**Task directions:**
Reproduce the records below exactly as they appear.

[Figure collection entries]
===

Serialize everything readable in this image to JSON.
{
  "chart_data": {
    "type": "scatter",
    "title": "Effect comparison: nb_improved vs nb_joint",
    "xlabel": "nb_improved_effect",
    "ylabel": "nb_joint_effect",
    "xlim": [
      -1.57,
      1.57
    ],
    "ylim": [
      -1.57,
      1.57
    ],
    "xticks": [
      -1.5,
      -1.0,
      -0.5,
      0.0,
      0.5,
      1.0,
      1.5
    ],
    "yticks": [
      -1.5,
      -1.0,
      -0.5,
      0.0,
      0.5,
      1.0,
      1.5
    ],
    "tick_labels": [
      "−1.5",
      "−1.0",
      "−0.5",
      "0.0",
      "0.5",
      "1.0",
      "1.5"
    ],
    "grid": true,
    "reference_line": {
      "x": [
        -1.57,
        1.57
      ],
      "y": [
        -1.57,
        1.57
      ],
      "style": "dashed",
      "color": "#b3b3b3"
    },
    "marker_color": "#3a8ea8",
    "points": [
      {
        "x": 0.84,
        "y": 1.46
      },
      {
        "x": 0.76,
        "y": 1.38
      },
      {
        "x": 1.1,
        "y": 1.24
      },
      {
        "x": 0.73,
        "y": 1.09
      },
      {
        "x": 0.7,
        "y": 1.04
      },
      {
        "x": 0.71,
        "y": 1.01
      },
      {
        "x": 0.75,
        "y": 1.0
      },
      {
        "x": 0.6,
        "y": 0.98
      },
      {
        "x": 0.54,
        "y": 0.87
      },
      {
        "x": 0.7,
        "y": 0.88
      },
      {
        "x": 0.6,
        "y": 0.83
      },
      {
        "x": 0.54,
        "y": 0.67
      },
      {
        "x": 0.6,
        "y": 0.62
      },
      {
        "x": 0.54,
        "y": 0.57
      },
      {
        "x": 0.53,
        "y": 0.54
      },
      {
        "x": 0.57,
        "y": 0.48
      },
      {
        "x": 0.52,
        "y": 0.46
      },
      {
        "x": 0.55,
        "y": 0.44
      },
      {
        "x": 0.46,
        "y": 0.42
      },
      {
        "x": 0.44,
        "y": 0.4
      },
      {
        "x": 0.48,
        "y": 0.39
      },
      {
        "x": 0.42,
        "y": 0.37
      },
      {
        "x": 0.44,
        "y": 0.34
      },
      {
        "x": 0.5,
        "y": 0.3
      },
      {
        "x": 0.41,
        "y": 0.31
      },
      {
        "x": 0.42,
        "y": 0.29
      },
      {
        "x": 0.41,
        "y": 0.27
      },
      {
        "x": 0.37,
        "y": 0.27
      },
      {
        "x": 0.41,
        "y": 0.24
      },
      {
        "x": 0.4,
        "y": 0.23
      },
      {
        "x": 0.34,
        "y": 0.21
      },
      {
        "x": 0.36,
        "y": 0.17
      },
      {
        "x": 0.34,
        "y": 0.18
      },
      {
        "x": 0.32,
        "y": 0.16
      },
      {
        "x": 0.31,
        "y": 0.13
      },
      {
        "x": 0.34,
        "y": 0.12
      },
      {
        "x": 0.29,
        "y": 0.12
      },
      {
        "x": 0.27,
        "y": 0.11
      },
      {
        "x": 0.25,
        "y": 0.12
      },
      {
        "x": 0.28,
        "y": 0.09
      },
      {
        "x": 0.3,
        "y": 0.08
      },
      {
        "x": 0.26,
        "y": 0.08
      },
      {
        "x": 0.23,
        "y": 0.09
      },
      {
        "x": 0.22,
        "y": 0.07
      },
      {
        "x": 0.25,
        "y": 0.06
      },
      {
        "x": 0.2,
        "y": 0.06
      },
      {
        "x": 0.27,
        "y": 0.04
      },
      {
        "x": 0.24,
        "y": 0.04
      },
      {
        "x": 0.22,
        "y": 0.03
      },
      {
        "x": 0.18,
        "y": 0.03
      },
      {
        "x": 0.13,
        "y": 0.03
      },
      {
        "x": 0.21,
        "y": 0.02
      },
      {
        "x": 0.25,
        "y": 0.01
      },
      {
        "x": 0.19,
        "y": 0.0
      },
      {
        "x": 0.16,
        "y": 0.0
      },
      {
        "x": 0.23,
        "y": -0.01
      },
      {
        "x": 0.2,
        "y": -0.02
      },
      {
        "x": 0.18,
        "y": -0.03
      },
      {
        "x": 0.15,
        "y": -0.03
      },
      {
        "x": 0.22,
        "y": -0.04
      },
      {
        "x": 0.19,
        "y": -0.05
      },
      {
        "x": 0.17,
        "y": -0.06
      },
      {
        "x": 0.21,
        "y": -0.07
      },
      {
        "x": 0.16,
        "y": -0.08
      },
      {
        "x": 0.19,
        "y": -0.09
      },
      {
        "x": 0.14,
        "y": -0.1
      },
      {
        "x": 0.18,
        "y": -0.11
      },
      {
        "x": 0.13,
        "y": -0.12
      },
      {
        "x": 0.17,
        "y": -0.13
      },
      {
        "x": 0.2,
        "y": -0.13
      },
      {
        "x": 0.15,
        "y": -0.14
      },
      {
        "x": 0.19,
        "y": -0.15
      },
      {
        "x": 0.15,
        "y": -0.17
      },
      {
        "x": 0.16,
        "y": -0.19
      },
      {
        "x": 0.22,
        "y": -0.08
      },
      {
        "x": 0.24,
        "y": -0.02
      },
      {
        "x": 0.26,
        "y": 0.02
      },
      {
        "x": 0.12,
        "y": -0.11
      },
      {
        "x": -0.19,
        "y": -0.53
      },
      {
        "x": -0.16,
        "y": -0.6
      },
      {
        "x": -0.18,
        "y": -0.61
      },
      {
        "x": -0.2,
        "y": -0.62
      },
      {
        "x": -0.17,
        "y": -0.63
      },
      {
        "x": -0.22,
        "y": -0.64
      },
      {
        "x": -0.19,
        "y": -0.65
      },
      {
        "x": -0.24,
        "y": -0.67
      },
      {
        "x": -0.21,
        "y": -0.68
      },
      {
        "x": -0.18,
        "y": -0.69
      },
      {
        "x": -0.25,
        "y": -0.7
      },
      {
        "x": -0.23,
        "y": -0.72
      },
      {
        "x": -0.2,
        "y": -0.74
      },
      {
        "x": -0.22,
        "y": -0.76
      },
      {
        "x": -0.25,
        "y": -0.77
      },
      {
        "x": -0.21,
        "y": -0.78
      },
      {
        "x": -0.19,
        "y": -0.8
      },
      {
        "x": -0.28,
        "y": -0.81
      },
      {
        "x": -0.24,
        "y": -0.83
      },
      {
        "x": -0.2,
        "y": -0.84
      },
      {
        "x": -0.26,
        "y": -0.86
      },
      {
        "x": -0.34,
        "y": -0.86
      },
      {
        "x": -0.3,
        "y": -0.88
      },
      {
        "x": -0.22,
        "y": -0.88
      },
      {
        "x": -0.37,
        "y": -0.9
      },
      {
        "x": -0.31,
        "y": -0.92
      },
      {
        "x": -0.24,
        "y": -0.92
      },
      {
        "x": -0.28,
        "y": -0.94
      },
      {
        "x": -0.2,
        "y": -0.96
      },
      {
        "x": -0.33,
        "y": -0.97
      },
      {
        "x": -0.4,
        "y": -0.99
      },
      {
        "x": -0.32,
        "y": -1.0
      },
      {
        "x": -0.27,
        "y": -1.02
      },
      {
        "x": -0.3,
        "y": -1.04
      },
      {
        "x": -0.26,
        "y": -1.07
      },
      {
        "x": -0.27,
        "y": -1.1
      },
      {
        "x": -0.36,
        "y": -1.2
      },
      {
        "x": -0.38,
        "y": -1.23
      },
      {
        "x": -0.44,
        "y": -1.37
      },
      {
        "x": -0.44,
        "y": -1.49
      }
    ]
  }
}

===

**Answer below:**
Serialize everything readable in this image to JSON.
{
  "chart_data": {
    "type": "scatter",
    "title": "Effect comparison: nb_improved vs nb_joint",
    "xlabel": "nb_improved_effect",
    "ylabel": "nb_joint_effect",
    "xlim": [
      -1.57,
      1.57
    ],
    "ylim": [
      -1.57,
      1.57
    ],
    "xticks": [
      -1.5,
      -1.0,
      -0.5,
      0.0,
      0.5,
      1.0,
      1.5
    ],
    "yticks": [
      -1.5,
      -1.0,
      -0.5,
      0.0,
      0.5,
      1.0,
      1.5
    ],
    "tick_labels": [
      "−1.5",
      "−1.0",
      "−0.5",
      "0.0",
      "0.5",
      "1.0",
      "1.5"
    ],
    "grid": true,
    "reference_line": {
      "x": [
        -1.57,
        1.57
      ],
      "y": [
        -1.57,
        1.57
      ],
      "style": "dashed",
      "color": "#b3b3b3"
    },
    "marker_color": "#3a8ea8",
    "points": [
      {
        "x": 0.84,
        "y": 1.46
      },
      {
        "x": 0.76,
        "y": 1.38
      },
      {
        "x": 1.1,
        "y": 1.24
      },
      {
        "x": 0.73,
        "y": 1.09
      },
      {
        "x": 0.7,
        "y": 1.04
      },
      {
        "x": 0.71,
        "y": 1.01
      },
      {
        "x": 0.75,
        "y": 1.0
      },
      {
        "x": 0.6,
        "y": 0.98
      },
      {
        "x": 0.54,
        "y": 0.87
      },
      {
        "x": 0.7,
        "y": 0.88
      },
      {
        "x": 0.6,
        "y": 0.83
      },
      {
        "x": 0.54,
        "y": 0.67
      },
      {
        "x": 0.6,
        "y": 0.62
      },
      {
        "x": 0.54,
        "y": 0.57
      },
      {
        "x": 0.53,
        "y": 0.54
      },
      {
        "x": 0.57,
        "y": 0.48
      },
      {
        "x": 0.52,
        "y": 0.46
      },
      {
        "x": 0.55,
        "y": 0.44
      },
      {
        "x": 0.46,
        "y": 0.42
      },
      {
        "x": 0.44,
        "y": 0.4
      },
      {
        "x": 0.48,
        "y": 0.39
      },
      {
        "x": 0.42,
        "y": 0.37
      },
      {
        "x": 0.44,
        "y": 0.34
      },
      {
        "x": 0.5,
        "y": 0.3
      },
      {
        "x": 0.41,
        "y": 0.31
      },
      {
        "x": 0.42,
        "y": 0.29
      },
      {
        "x": 0.41,
        "y": 0.27
      },
      {
        "x": 0.37,
        "y": 0.27
      },
      {
        "x": 0.41,
        "y": 0.24
      },
      {
        "x": 0.4,
        "y": 0.23
      },
      {
        "x": 0.34,
        "y": 0.21
      },
      {
        "x": 0.36,
        "y": 0.17
      },
      {
        "x": 0.34,
        "y": 0.18
      },
      {
        "x": 0.32,
        "y": 0.16
      },
      {
        "x": 0.31,
        "y": 0.13
      },
      {
        "x": 0.34,
        "y": 0.12
      },
      {
        "x": 0.29,
        "y": 0.12
      },
      {
        "x": 0.27,
        "y": 0.11
      },
      {
        "x": 0.25,
        "y": 0.12
      },
      {
        "x": 0.28,
        "y": 0.09
      },
      {
        "x": 0.3,
        "y": 0.08
      },
      {
        "x": 0.26,
        "y": 0.08
      },
      {
        "x": 0.23,
        "y": 0.09
      },
      {
        "x": 0.22,
        "y": 0.07
      },
      {
        "x": 0.25,
        "y": 0.06
      },
      {
        "x": 0.2,
        "y": 0.06
      },
      {
        "x": 0.27,
        "y": 0.04
      },
      {
        "x": 0.24,
        "y": 0.04
      },
      {
        "x": 0.22,
        "y": 0.03
      },
      {
        "x": 0.18,
        "y": 0.03
      },
      {
        "x": 0.13,
        "y": 0.03
      },
      {
        "x": 0.21,
        "y": 0.02
      },
      {
        "x": 0.25,
        "y": 0.01
      },
      {
        "x": 0.19,
        "y": 0.0
      },
      {
        "x": 0.16,
        "y": 0.0
      },
      {
        "x": 0.23,
        "y": -0.01
      },
      {
        "x": 0.2,
        "y": -0.02
      },
      {
        "x": 0.18,
        "y": -0.03
      },
      {
        "x": 0.15,
        "y": -0.03
      },
      {
        "x": 0.22,
        "y": -0.04
      },
      {
        "x": 0.19,
        "y": -0.05
      },
      {
        "x": 0.17,
        "y": -0.06
      },
      {
        "x": 0.21,
        "y": -0.07
      },
      {
        "x": 0.16,
        "y": -0.08
      },
      {
        "x": 0.19,
        "y": -0.09
      },
      {
        "x": 0.14,
        "y": -0.1
      },
      {
        "x": 0.18,
        "y": -0.11
      },
      {
        "x": 0.13,
        "y": -0.12
      },
      {
        "x": 0.17,
        "y": -0.13
      },
      {
        "x": 0.2,
        "y": -0.13
      },
      {
        "x": 0.15,
        "y": -0.14
      },
      {
        "x": 0.19,
        "y": -0.15
      },
      {
        "x": 0.15,
        "y": -0.17
      },
      {
        "x": 0.16,
        "y": -0.19
      },
      {
        "x": 0.22,
        "y": -0.08
      },
      {
        "x": 0.24,
        "y": -0.02
      },
      {
        "x": 0.26,
        "y": 0.02
      },
      {
        "x": 0.12,
        "y": -0.11
      },
      {
        "x": -0.19,
        "y": -0.53
      },
      {
        "x": -0.16,
        "y": -0.6
      },
      {
        "x": -0.18,
        "y": -0.61
      },
      {
        "x": -0.2,
        "y": -0.62
      },
      {
        "x": -0.17,
        "y": -0.63
      },
      {
        "x": -0.22,
        "y": -0.64
      },
      {
        "x": -0.19,
        "y": -0.65
      },
      {
        "x": -0.24,
        "y": -0.67
      },
      {
        "x": -0.21,
        "y": -0.68
      },
      {
        "x": -0.18,
        "y": -0.69
      },
      {
        "x": -0.25,
        "y": -0.7
      },
      {
        "x": -0.23,
        "y": -0.72
      },
      {
        "x": -0.2,
        "y": -0.74
      },
      {
        "x": -0.22,
        "y": -0.76
      },
      {
        "x": -0.25,
        "y": -0.77
      },
      {
        "x": -0.21,
        "y": -0.78
      },
      {
        "x": -0.19,
        "y": -0.8
      },
      {
        "x": -0.28,
        "y": -0.81
      },
      {
        "x": -0.24,
        "y": -0.83
      },
      {
        "x": -0.2,
        "y": -0.84
      },
      {
        "x": -0.26,
        "y": -0.86
      },
      {
        "x": -0.34,
        "y": -0.86
      },
      {
        "x": -0.3,
        "y": -0.88
      },
      {
        "x": -0.22,
        "y": -0.88
      },
      {
        "x": -0.37,
        "y": -0.9
      },
      {
        "x": -0.31,
        "y": -0.92
      },
      {
        "x": -0.24,
        "y": -0.92
      },
      {
        "x": -0.28,
        "y": -0.94
      },
      {
        "x": -0.2,
        "y": -0.96
      },
      {
        "x": -0.33,
        "y": -0.97
      },
      {
        "x": -0.4,
        "y": -0.99
      },
      {
        "x": -0.32,
        "y": -1.0
      },
      {
        "x": -0.27,
        "y": -1.02
      },
      {
        "x": -0.3,
        "y": -1.04
      },
      {
        "x": -0.26,
        "y": -1.07
      },
      {
        "x": -0.27,
        "y": -1.1
      },
      {
        "x": -0.36,
        "y": -1.2
      },
      {
        "x": -0.38,
        "y": -1.23
      },
      {
        "x": -0.44,
        "y": -1.37
      },
      {
        "x": -0.44,
        "y": -1.49
      }
    ]
  }
}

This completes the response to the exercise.